Requirements:
Exact reproduction is required for all entries.

[Entries from a dataset]
___

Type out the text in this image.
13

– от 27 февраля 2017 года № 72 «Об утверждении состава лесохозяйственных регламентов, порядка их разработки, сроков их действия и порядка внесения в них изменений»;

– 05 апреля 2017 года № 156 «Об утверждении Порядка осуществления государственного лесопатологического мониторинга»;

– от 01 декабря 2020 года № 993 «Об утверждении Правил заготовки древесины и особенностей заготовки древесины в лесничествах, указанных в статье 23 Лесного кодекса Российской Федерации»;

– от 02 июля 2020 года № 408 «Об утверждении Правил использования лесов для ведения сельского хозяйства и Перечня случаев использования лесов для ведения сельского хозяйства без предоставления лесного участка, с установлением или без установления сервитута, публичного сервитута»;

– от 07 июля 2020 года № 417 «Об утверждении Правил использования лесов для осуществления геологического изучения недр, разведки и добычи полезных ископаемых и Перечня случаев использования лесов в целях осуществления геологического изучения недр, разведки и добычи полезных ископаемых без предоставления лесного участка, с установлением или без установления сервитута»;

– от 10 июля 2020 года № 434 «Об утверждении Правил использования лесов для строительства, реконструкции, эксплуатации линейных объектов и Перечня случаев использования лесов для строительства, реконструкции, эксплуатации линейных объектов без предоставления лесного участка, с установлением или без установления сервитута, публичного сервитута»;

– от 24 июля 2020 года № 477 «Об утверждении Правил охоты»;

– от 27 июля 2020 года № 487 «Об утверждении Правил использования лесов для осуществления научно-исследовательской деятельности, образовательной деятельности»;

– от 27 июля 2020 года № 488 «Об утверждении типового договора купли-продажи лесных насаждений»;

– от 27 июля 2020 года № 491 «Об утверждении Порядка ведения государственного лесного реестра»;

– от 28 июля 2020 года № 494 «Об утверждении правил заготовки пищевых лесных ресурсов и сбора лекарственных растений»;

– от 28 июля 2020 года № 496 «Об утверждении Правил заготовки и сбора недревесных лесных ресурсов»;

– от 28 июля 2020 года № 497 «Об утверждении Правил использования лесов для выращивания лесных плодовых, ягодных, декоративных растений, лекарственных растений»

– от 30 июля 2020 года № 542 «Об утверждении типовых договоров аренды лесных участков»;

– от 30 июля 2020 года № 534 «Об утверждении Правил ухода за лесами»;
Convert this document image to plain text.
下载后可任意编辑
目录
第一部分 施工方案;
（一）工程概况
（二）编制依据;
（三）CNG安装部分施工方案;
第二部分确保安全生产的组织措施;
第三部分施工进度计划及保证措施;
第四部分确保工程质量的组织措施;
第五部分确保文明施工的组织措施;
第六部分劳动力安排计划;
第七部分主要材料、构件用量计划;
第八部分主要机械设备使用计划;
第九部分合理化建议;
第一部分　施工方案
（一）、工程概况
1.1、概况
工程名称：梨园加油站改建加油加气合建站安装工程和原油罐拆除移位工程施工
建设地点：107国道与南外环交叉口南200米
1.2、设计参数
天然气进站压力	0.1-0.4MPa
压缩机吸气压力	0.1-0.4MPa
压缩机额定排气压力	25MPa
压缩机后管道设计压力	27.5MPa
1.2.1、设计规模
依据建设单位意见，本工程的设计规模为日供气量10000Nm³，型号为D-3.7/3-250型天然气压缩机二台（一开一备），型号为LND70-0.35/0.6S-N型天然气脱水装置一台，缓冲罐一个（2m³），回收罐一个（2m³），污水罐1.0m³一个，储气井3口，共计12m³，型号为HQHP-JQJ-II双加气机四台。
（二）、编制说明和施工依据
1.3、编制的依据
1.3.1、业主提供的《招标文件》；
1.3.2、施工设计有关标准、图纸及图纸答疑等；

___

Exercise answer:
Type out the text in this image.
13

– от 27 февраля 2017 года № 72 «Об утверждении состава лесохозяйственных регламентов, порядка их разработки, сроков их действия и порядка внесения в них изменений»;

– 05 апреля 2017 года № 156 «Об утверждении Порядка осуществления государственного лесопатологического мониторинга»;

– от 01 декабря 2020 года № 993 «Об утверждении Правил заготовки древесины и особенностей заготовки древесины в лесничествах, указанных в статье 23 Лесного кодекса Российской Федерации»;

– от 02 июля 2020 года № 408 «Об утверждении Правил использования лесов для ведения сельского хозяйства и Перечня случаев использования лесов для ведения сельского хозяйства без предоставления лесного участка, с установлением или без установления сервитута, публичного сервитута»;

– от 07 июля 2020 года № 417 «Об утверждении Правил использования лесов для осуществления геологического изучения недр, разведки и добычи полезных ископаемых и Перечня случаев использования лесов в целях осуществления геологического изучения недр, разведки и добычи полезных ископаемых без предоставления лесного участка, с установлением или без установления сервитута»;

– от 10 июля 2020 года № 434 «Об утверждении Правил использования лесов для строительства, реконструкции, эксплуатации линейных объектов и Перечня случаев использования лесов для строительства, реконструкции, эксплуатации линейных объектов без предоставления лесного участка, с установлением или без установления сервитута, публичного сервитута»;

– от 24 июля 2020 года № 477 «Об утверждении Правил охоты»;

– от 27 июля 2020 года № 487 «Об утверждении Правил использования лесов для осуществления научно-исследовательской деятельности, образовательной деятельности»;

– от 27 июля 2020 года № 488 «Об утверждении типового договора купли-продажи лесных насаждений»;

– от 27 июля 2020 года № 491 «Об утверждении Порядка ведения государственного лесного реестра»;

– от 28 июля 2020 года № 494 «Об утверждении правил заготовки пищевых лесных ресурсов и сбора лекарственных растений»;

– от 28 июля 2020 года № 496 «Об утверждении Правил заготовки и сбора недревесных лесных ресурсов»;

– от 28 июля 2020 года № 497 «Об утверждении Правил использования лесов для выращивания лесных плодовых, ягодных, декоративных растений, лекарственных растений»

– от 30 июля 2020 года № 542 «Об утверждении типовых договоров аренды лесных участков»;

– от 30 июля 2020 года № 534 «Об утверждении Правил ухода за лесами»;
Convert this document image to plain text.
下载后可任意编辑
目录
第一部分 施工方案;
（一）工程概况
（二）编制依据;
（三）CNG安装部分施工方案;
第二部分确保安全生产的组织措施;
第三部分施工进度计划及保证措施;
第四部分确保工程质量的组织措施;
第五部分确保文明施工的组织措施;
第六部分劳动力安排计划;
第七部分主要材料、构件用量计划;
第八部分主要机械设备使用计划;
第九部分合理化建议;
第一部分　施工方案
（一）、工程概况
1.1、概况
工程名称：梨园加油站改建加油加气合建站安装工程和原油罐拆除移位工程施工
建设地点：107国道与南外环交叉口南200米
1.2、设计参数
天然气进站压力	0.1-0.4MPa
压缩机吸气压力	0.1-0.4MPa
压缩机额定排气压力	25MPa
压缩机后管道设计压力	27.5MPa
1.2.1、设计规模
依据建设单位意见，本工程的设计规模为日供气量10000Nm³，型号为D-3.7/3-250型天然气压缩机二台（一开一备），型号为LND70-0.35/0.6S-N型天然气脱水装置一台，缓冲罐一个（2m³），回收罐一个（2m³），污水罐1.0m³一个，储气井3口，共计12m³，型号为HQHP-JQJ-II双加气机四台。
（二）、编制说明和施工依据
1.3、编制的依据
1.3.1、业主提供的《招标文件》；
1.3.2、施工设计有关标准、图纸及图纸答疑等；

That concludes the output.